WHAT IS ASKED:
Print out the entries below with no edits.

-=-=-=-=-

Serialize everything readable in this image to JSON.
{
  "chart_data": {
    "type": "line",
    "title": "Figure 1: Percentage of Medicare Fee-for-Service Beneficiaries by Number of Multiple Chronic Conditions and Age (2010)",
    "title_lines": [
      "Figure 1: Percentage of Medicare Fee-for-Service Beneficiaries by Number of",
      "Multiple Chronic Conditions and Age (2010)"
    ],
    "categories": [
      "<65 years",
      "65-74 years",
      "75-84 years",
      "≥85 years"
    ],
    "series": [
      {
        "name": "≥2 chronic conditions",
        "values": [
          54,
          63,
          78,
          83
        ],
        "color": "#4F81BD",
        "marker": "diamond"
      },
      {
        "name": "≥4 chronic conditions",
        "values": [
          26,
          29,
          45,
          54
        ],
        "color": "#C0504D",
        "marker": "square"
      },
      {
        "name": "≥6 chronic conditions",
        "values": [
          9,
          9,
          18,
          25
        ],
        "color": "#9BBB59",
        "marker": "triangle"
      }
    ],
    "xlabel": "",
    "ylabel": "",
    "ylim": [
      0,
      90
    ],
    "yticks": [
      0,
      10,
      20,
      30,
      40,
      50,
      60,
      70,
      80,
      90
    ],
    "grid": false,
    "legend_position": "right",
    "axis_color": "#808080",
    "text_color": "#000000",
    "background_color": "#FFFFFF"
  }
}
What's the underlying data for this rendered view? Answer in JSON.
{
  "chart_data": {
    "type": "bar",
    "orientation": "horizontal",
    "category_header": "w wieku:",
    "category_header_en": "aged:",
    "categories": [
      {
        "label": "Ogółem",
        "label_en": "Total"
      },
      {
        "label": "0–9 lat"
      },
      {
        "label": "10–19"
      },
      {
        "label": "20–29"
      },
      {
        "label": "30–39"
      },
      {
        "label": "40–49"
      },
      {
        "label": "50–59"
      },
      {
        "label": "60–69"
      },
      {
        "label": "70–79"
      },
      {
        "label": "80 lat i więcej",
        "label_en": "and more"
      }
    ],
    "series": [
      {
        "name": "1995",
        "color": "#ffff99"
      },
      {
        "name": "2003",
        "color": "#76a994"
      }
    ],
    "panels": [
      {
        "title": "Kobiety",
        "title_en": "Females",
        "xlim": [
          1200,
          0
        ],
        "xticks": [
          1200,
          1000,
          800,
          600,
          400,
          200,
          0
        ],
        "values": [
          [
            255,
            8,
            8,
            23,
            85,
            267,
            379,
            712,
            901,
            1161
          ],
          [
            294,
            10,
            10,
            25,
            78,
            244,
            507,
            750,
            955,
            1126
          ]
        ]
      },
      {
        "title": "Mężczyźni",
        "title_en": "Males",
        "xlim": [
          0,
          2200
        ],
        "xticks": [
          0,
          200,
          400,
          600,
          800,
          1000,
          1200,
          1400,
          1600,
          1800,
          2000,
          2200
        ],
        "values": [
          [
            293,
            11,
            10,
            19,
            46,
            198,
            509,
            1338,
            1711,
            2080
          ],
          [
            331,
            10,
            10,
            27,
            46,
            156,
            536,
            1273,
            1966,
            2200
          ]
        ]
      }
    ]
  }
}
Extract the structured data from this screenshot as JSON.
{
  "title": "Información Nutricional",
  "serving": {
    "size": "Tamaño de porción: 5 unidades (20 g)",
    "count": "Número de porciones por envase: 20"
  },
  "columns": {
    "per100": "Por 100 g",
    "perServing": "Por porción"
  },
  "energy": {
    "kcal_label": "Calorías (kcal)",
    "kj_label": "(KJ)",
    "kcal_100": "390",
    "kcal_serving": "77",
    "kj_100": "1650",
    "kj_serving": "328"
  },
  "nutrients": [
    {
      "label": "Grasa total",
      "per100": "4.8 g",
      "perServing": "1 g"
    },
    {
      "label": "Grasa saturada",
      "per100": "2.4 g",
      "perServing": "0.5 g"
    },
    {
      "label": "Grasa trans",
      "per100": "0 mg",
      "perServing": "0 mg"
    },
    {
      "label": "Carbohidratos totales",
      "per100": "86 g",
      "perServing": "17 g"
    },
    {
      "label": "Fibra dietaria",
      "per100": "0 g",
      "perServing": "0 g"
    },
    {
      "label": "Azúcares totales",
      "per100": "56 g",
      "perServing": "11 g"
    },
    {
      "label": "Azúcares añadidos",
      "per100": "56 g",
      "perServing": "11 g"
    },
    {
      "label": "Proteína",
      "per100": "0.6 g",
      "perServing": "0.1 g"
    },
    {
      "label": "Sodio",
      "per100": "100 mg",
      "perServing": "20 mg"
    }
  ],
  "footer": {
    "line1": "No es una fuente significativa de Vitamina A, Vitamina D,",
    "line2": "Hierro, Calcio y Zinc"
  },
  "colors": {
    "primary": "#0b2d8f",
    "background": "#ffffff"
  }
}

-=-=-=-=-

SOLUTION TO THE EXERCISE:
Serialize everything readable in this image to JSON.
{
  "chart_data": {
    "type": "line",
    "title": "Figure 1: Percentage of Medicare Fee-for-Service Beneficiaries by Number of Multiple Chronic Conditions and Age (2010)",
    "title_lines": [
      "Figure 1: Percentage of Medicare Fee-for-Service Beneficiaries by Number of",
      "Multiple Chronic Conditions and Age (2010)"
    ],
    "categories": [
      "<65 years",
      "65-74 years",
      "75-84 years",
      "≥85 years"
    ],
    "series": [
      {
        "name": "≥2 chronic conditions",
        "values": [
          54,
          63,
          78,
          83
        ],
        "color": "#4F81BD",
        "marker": "diamond"
      },
      {
        "name": "≥4 chronic conditions",
        "values": [
          26,
          29,
          45,
          54
        ],
        "color": "#C0504D",
        "marker": "square"
      },
      {
        "name": "≥6 chronic conditions",
        "values": [
          9,
          9,
          18,
          25
        ],
        "color": "#9BBB59",
        "marker": "triangle"
      }
    ],
    "xlabel": "",
    "ylabel": "",
    "ylim": [
      0,
      90
    ],
    "yticks": [
      0,
      10,
      20,
      30,
      40,
      50,
      60,
      70,
      80,
      90
    ],
    "grid": false,
    "legend_position": "right",
    "axis_color": "#808080",
    "text_color": "#000000",
    "background_color": "#FFFFFF"
  }
}
What's the underlying data for this rendered view? Answer in JSON.
{
  "chart_data": {
    "type": "bar",
    "orientation": "horizontal",
    "category_header": "w wieku:",
    "category_header_en": "aged:",
    "categories": [
      {
        "label": "Ogółem",
        "label_en": "Total"
      },
      {
        "label": "0–9 lat"
      },
      {
        "label": "10–19"
      },
      {
        "label": "20–29"
      },
      {
        "label": "30–39"
      },
      {
        "label": "40–49"
      },
      {
        "label": "50–59"
      },
      {
        "label": "60–69"
      },
      {
        "label": "70–79"
      },
      {
        "label": "80 lat i więcej",
        "label_en": "and more"
      }
    ],
    "series": [
      {
        "name": "1995",
        "color": "#ffff99"
      },
      {
        "name": "2003",
        "color": "#76a994"
      }
    ],
    "panels": [
      {
        "title": "Kobiety",
        "title_en": "Females",
        "xlim": [
          1200,
          0
        ],
        "xticks": [
          1200,
          1000,
          800,
          600,
          400,
          200,
          0
        ],
        "values": [
          [
            255,
            8,
            8,
            23,
            85,
            267,
            379,
            712,
            901,
            1161
          ],
          [
            294,
            10,
            10,
            25,
            78,
            244,
            507,
            750,
            955,
            1126
          ]
        ]
      },
      {
        "title": "Mężczyźni",
        "title_en": "Males",
        "xlim": [
          0,
          2200
        ],
        "xticks": [
          0,
          200,
          400,
          600,
          800,
          1000,
          1200,
          1400,
          1600,
          1800,
          2000,
          2200
        ],
        "values": [
          [
            293,
            11,
            10,
            19,
            46,
            198,
            509,
            1338,
            1711,
            2080
          ],
          [
            331,
            10,
            10,
            27,
            46,
            156,
            536,
            1273,
            1966,
            2200
          ]
        ]
      }
    ]
  }
}
Extract the structured data from this screenshot as JSON.
{
  "title": "Información Nutricional",
  "serving": {
    "size": "Tamaño de porción: 5 unidades (20 g)",
    "count": "Número de porciones por envase: 20"
  },
  "columns": {
    "per100": "Por 100 g",
    "perServing": "Por porción"
  },
  "energy": {
    "kcal_label": "Calorías (kcal)",
    "kj_label": "(KJ)",
    "kcal_100": "390",
    "kcal_serving": "77",
    "kj_100": "1650",
    "kj_serving": "328"
  },
  "nutrients": [
    {
      "label": "Grasa total",
      "per100": "4.8 g",
      "perServing": "1 g"
    },
    {
      "label": "Grasa saturada",
      "per100": "2.4 g",
      "perServing": "0.5 g"
    },
    {
      "label": "Grasa trans",
      "per100": "0 mg",
      "perServing": "0 mg"
    },
    {
      "label": "Carbohidratos totales",
      "per100": "86 g",
      "perServing": "17 g"
    },
    {
      "label": "Fibra dietaria",
      "per100": "0 g",
      "perServing": "0 g"
    },
    {
      "label": "Azúcares totales",
      "per100": "56 g",
      "perServing": "11 g"
    },
    {
      "label": "Azúcares añadidos",
      "per100": "56 g",
      "perServing": "11 g"
    },
    {
      "label": "Proteína",
      "per100": "0.6 g",
      "perServing": "0.1 g"
    },
    {
      "label": "Sodio",
      "per100": "100 mg",
      "perServing": "20 mg"
    }
  ],
  "footer": {
    "line1": "No es una fuente significativa de Vitamina A, Vitamina D,",
    "line2": "Hierro, Calcio y Zinc"
  },
  "colors": {
    "primary": "#0b2d8f",
    "background": "#ffffff"
  }
}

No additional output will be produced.